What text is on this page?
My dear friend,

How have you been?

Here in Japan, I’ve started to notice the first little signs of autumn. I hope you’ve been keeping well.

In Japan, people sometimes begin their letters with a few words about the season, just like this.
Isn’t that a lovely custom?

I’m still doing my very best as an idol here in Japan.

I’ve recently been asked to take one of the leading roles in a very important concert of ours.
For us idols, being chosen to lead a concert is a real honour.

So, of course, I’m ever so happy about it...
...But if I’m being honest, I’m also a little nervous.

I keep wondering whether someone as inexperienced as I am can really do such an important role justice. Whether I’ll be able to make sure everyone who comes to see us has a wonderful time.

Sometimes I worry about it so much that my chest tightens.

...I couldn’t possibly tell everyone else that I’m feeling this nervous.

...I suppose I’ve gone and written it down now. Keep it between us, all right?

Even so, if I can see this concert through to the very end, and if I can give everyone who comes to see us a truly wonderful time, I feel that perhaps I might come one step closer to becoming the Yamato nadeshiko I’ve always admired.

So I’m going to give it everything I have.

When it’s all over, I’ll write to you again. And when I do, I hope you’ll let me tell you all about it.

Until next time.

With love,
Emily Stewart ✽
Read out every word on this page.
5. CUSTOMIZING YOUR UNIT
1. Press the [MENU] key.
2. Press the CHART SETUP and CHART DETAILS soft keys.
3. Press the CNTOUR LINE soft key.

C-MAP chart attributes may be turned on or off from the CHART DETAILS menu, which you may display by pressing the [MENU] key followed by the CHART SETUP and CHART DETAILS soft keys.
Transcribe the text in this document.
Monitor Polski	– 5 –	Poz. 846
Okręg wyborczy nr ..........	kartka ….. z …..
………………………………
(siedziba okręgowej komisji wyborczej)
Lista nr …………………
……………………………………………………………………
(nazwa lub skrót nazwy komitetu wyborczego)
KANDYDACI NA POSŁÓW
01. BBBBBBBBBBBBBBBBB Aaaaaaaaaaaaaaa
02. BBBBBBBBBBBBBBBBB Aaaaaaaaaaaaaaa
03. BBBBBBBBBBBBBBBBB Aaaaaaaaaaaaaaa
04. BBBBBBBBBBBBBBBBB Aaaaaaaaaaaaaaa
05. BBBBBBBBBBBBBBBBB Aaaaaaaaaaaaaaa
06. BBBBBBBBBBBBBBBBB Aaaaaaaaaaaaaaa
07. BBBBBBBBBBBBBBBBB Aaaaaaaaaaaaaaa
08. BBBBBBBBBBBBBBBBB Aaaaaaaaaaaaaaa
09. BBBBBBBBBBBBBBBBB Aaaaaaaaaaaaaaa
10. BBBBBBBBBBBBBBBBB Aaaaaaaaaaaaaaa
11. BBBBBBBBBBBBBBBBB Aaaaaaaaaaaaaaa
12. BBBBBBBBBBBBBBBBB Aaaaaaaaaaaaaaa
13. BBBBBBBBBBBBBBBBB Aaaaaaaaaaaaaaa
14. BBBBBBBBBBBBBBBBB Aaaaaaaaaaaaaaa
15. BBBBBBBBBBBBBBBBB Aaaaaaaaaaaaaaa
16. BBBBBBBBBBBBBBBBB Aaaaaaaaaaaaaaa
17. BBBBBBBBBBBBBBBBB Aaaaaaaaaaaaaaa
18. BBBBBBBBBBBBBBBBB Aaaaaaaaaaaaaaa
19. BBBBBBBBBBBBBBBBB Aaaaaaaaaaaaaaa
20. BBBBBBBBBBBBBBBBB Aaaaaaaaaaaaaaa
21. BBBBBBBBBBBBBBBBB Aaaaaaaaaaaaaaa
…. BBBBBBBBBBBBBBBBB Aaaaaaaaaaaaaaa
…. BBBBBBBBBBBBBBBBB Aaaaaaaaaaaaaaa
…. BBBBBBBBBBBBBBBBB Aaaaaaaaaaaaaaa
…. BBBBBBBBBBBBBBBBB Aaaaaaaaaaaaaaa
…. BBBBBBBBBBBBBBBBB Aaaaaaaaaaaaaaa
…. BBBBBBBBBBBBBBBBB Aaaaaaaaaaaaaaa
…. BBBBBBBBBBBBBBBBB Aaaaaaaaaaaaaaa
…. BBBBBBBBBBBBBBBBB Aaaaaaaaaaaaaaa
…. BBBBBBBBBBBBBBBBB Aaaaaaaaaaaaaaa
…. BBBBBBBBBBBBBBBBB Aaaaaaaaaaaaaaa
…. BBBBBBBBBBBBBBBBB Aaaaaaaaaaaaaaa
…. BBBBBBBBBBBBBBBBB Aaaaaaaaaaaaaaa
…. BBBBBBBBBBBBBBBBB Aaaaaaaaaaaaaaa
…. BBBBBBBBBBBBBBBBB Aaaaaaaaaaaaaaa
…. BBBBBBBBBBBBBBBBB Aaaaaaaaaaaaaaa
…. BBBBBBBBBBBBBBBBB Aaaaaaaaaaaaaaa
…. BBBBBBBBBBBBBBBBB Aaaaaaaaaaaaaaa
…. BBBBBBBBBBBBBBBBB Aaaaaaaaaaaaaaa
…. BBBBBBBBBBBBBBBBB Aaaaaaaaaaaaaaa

> _What the exercise asks_: Retype every record above exactly as written.

> _The solution_:
What text is on this page?
My dear friend,

How have you been?

Here in Japan, I’ve started to notice the first little signs of autumn. I hope you’ve been keeping well.

In Japan, people sometimes begin their letters with a few words about the season, just like this.
Isn’t that a lovely custom?

I’m still doing my very best as an idol here in Japan.

I’ve recently been asked to take one of the leading roles in a very important concert of ours.
For us idols, being chosen to lead a concert is a real honour.

So, of course, I’m ever so happy about it...
...But if I’m being honest, I’m also a little nervous.

I keep wondering whether someone as inexperienced as I am can really do such an important role justice. Whether I’ll be able to make sure everyone who comes to see us has a wonderful time.

Sometimes I worry about it so much that my chest tightens.

...I couldn’t possibly tell everyone else that I’m feeling this nervous.

...I suppose I’ve gone and written it down now. Keep it between us, all right?

Even so, if I can see this concert through to the very end, and if I can give everyone who comes to see us a truly wonderful time, I feel that perhaps I might come one step closer to becoming the Yamato nadeshiko I’ve always admired.

So I’m going to give it everything I have.

When it’s all over, I’ll write to you again. And when I do, I hope you’ll let me tell you all about it.

Until next time.

With love,
Emily Stewart ✽
Read out every word on this page.
5. CUSTOMIZING YOUR UNIT
1. Press the [MENU] key.
2. Press the CHART SETUP and CHART DETAILS soft keys.
3. Press the CNTOUR LINE soft key.

C-MAP chart attributes may be turned on or off from the CHART DETAILS menu, which you may display by pressing the [MENU] key followed by the CHART SETUP and CHART DETAILS soft keys.
Transcribe the text in this document.
Monitor Polski	– 5 –	Poz. 846
Okręg wyborczy nr ..........	kartka ….. z …..
………………………………
(siedziba okręgowej komisji wyborczej)
Lista nr …………………
……………………………………………………………………
(nazwa lub skrót nazwy komitetu wyborczego)
KANDYDACI NA POSŁÓW
01. BBBBBBBBBBBBBBBBB Aaaaaaaaaaaaaaa
02. BBBBBBBBBBBBBBBBB Aaaaaaaaaaaaaaa
03. BBBBBBBBBBBBBBBBB Aaaaaaaaaaaaaaa
04. BBBBBBBBBBBBBBBBB Aaaaaaaaaaaaaaa
05. BBBBBBBBBBBBBBBBB Aaaaaaaaaaaaaaa
06. BBBBBBBBBBBBBBBBB Aaaaaaaaaaaaaaa
07. BBBBBBBBBBBBBBBBB Aaaaaaaaaaaaaaa
08. BBBBBBBBBBBBBBBBB Aaaaaaaaaaaaaaa
09. BBBBBBBBBBBBBBBBB Aaaaaaaaaaaaaaa
10. BBBBBBBBBBBBBBBBB Aaaaaaaaaaaaaaa
11. BBBBBBBBBBBBBBBBB Aaaaaaaaaaaaaaa
12. BBBBBBBBBBBBBBBBB Aaaaaaaaaaaaaaa
13. BBBBBBBBBBBBBBBBB Aaaaaaaaaaaaaaa
14. BBBBBBBBBBBBBBBBB Aaaaaaaaaaaaaaa
15. BBBBBBBBBBBBBBBBB Aaaaaaaaaaaaaaa
16. BBBBBBBBBBBBBBBBB Aaaaaaaaaaaaaaa
17. BBBBBBBBBBBBBBBBB Aaaaaaaaaaaaaaa
18. BBBBBBBBBBBBBBBBB Aaaaaaaaaaaaaaa
19. BBBBBBBBBBBBBBBBB Aaaaaaaaaaaaaaa
20. BBBBBBBBBBBBBBBBB Aaaaaaaaaaaaaaa
21. BBBBBBBBBBBBBBBBB Aaaaaaaaaaaaaaa
…. BBBBBBBBBBBBBBBBB Aaaaaaaaaaaaaaa
…. BBBBBBBBBBBBBBBBB Aaaaaaaaaaaaaaa
…. BBBBBBBBBBBBBBBBB Aaaaaaaaaaaaaaa
…. BBBBBBBBBBBBBBBBB Aaaaaaaaaaaaaaa
…. BBBBBBBBBBBBBBBBB Aaaaaaaaaaaaaaa
…. BBBBBBBBBBBBBBBBB Aaaaaaaaaaaaaaa
…. BBBBBBBBBBBBBBBBB Aaaaaaaaaaaaaaa
…. BBBBBBBBBBBBBBBBB Aaaaaaaaaaaaaaa
…. BBBBBBBBBBBBBBBBB Aaaaaaaaaaaaaaa
…. BBBBBBBBBBBBBBBBB Aaaaaaaaaaaaaaa
…. BBBBBBBBBBBBBBBBB Aaaaaaaaaaaaaaa
…. BBBBBBBBBBBBBBBBB Aaaaaaaaaaaaaaa
…. BBBBBBBBBBBBBBBBB Aaaaaaaaaaaaaaa
…. BBBBBBBBBBBBBBBBB Aaaaaaaaaaaaaaa
…. BBBBBBBBBBBBBBBBB Aaaaaaaaaaaaaaa
…. BBBBBBBBBBBBBBBBB Aaaaaaaaaaaaaaa
…. BBBBBBBBBBBBBBBBB Aaaaaaaaaaaaaaa
…. BBBBBBBBBBBBBBBBB Aaaaaaaaaaaaaaa
…. BBBBBBBBBBBBBBBBB Aaaaaaaaaaaaaaa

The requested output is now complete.